■ **WORK TO DO**
With the images removed, repeat the data below exactly.

■ **THE RECORDS**

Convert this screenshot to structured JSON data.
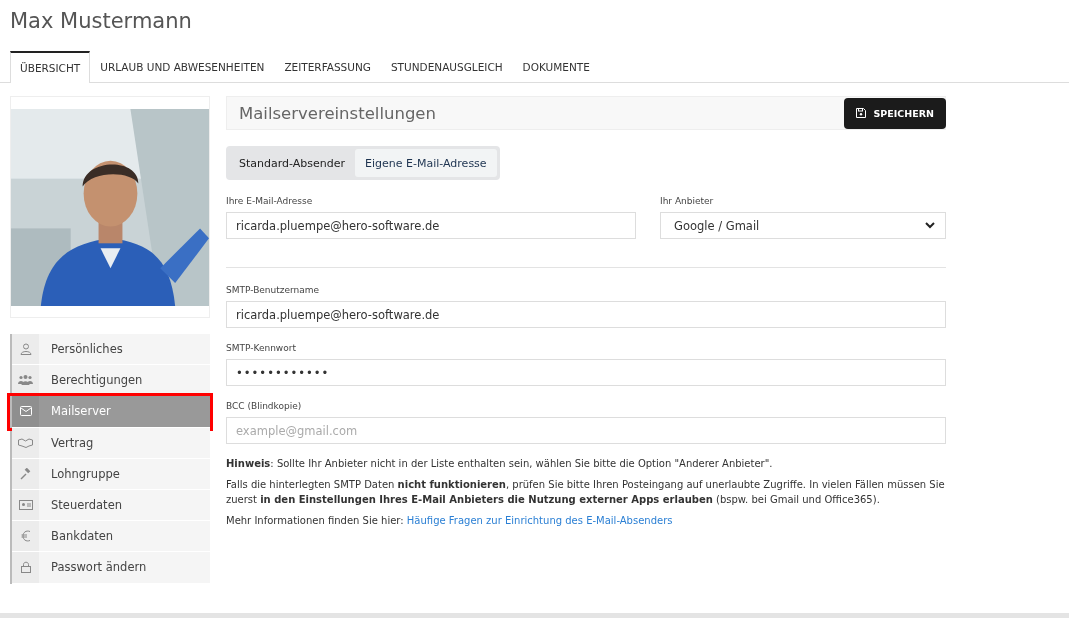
{
  "page_title": "Max Mustermann",
  "tabs": [
    {
      "label": "ÜBERSICHT",
      "selected": true
    },
    {
      "label": "URLAUB UND ABWESENHEITEN",
      "selected": false
    },
    {
      "label": "ZEITERFASSUNG",
      "selected": false
    },
    {
      "label": "STUNDENAUSGLEICH",
      "selected": false
    },
    {
      "label": "DOKUMENTE",
      "selected": false
    }
  ],
  "sidebar": {
    "items": [
      {
        "label": "Persönliches",
        "kind": "person",
        "selected": false,
        "annotated": false
      },
      {
        "label": "Berechtigungen",
        "kind": "group",
        "selected": false,
        "annotated": false
      },
      {
        "label": "Mailserver",
        "kind": "mail",
        "selected": true,
        "annotated": true
      },
      {
        "label": "Vertrag",
        "kind": "handshake",
        "selected": false,
        "annotated": false
      },
      {
        "label": "Lohngruppe",
        "kind": "gavel",
        "selected": false,
        "annotated": false
      },
      {
        "label": "Steuerdaten",
        "kind": "idcard",
        "selected": false,
        "annotated": false
      },
      {
        "label": "Bankdaten",
        "kind": "euro",
        "selected": false,
        "annotated": false
      },
      {
        "label": "Passwort ändern",
        "kind": "lock",
        "selected": false,
        "annotated": false
      }
    ]
  },
  "panel": {
    "title": "Mailservereinstellungen",
    "save_button": "SPEICHERN",
    "sender_toggle": [
      {
        "label": "Standard-Absender",
        "selected": false
      },
      {
        "label": "Eigene E-Mail-Adresse",
        "selected": true
      }
    ],
    "email": {
      "label": "Ihre E-Mail-Adresse",
      "value": "ricarda.pluempe@hero-software.de"
    },
    "provider": {
      "label": "Ihr Anbieter",
      "value": "Google / Gmail"
    },
    "smtp_user": {
      "label": "SMTP-Benutzername",
      "value": "ricarda.pluempe@hero-software.de"
    },
    "smtp_password": {
      "label": "SMTP-Kennwort",
      "value": "••••••••••••"
    },
    "bcc": {
      "label": "BCC (Blindkopie)",
      "placeholder": "example@gmail.com"
    },
    "notes": [
      "**Hinweis**: Sollte Ihr Anbieter nicht in der Liste enthalten sein, wählen Sie bitte die Option \"Anderer Anbieter\".",
      "Falls die hinterlegten SMTP Daten **nicht funktionieren**, prüfen Sie bitte Ihren Posteingang auf unerlaubte Zugriffe. In vielen Fällen müssen Sie zuerst **in den Einstellungen Ihres E-Mail Anbieters die Nutzung externer Apps erlauben** (bspw. bei Gmail und Office365)."
    ],
    "more_info": {
      "text": "Mehr Informationen finden Sie hier:",
      "link": "Häufige Fragen zur Einrichtung des E-Mail-Absenders"
    }
  }
}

■ **WRITTEN RESPONSE**
Convert this screenshot to structured JSON data.
{
  "page_title": "Max Mustermann",
  "tabs": [
    {
      "label": "ÜBERSICHT",
      "selected": true
    },
    {
      "label": "URLAUB UND ABWESENHEITEN",
      "selected": false
    },
    {
      "label": "ZEITERFASSUNG",
      "selected": false
    },
    {
      "label": "STUNDENAUSGLEICH",
      "selected": false
    },
    {
      "label": "DOKUMENTE",
      "selected": false
    }
  ],
  "sidebar": {
    "items": [
      {
        "label": "Persönliches",
        "kind": "person",
        "selected": false,
        "annotated": false
      },
      {
        "label": "Berechtigungen",
        "kind": "group",
        "selected": false,
        "annotated": false
      },
      {
        "label": "Mailserver",
        "kind": "mail",
        "selected": true,
        "annotated": true
      },
      {
        "label": "Vertrag",
        "kind": "handshake",
        "selected": false,
        "annotated": false
      },
      {
        "label": "Lohngruppe",
        "kind": "gavel",
        "selected": false,
        "annotated": false
      },
      {
        "label": "Steuerdaten",
        "kind": "idcard",
        "selected": false,
        "annotated": false
      },
      {
        "label": "Bankdaten",
        "kind": "euro",
        "selected": false,
        "annotated": false
      },
      {
        "label": "Passwort ändern",
        "kind": "lock",
        "selected": false,
        "annotated": false
      }
    ]
  },
  "panel": {
    "title": "Mailservereinstellungen",
    "save_button": "SPEICHERN",
    "sender_toggle": [
      {
        "label": "Standard-Absender",
        "selected": false
      },
      {
        "label": "Eigene E-Mail-Adresse",
        "selected": true
      }
    ],
    "email": {
      "label": "Ihre E-Mail-Adresse",
      "value": "ricarda.pluempe@hero-software.de"
    },
    "provider": {
      "label": "Ihr Anbieter",
      "value": "Google / Gmail"
    },
    "smtp_user": {
      "label": "SMTP-Benutzername",
      "value": "ricarda.pluempe@hero-software.de"
    },
    "smtp_password": {
      "label": "SMTP-Kennwort",
      "value": "••••••••••••"
    },
    "bcc": {
      "label": "BCC (Blindkopie)",
      "placeholder": "example@gmail.com"
    },
    "notes": [
      "**Hinweis**: Sollte Ihr Anbieter nicht in der Liste enthalten sein, wählen Sie bitte die Option \"Anderer Anbieter\".",
      "Falls die hinterlegten SMTP Daten **nicht funktionieren**, prüfen Sie bitte Ihren Posteingang auf unerlaubte Zugriffe. In vielen Fällen müssen Sie zuerst **in den Einstellungen Ihres E-Mail Anbieters die Nutzung externer Apps erlauben** (bspw. bei Gmail und Office365)."
    ],
    "more_info": {
      "text": "Mehr Informationen finden Sie hier:",
      "link": "Häufige Fragen zur Einrichtung des E-Mail-Absenders"
    }
  }
}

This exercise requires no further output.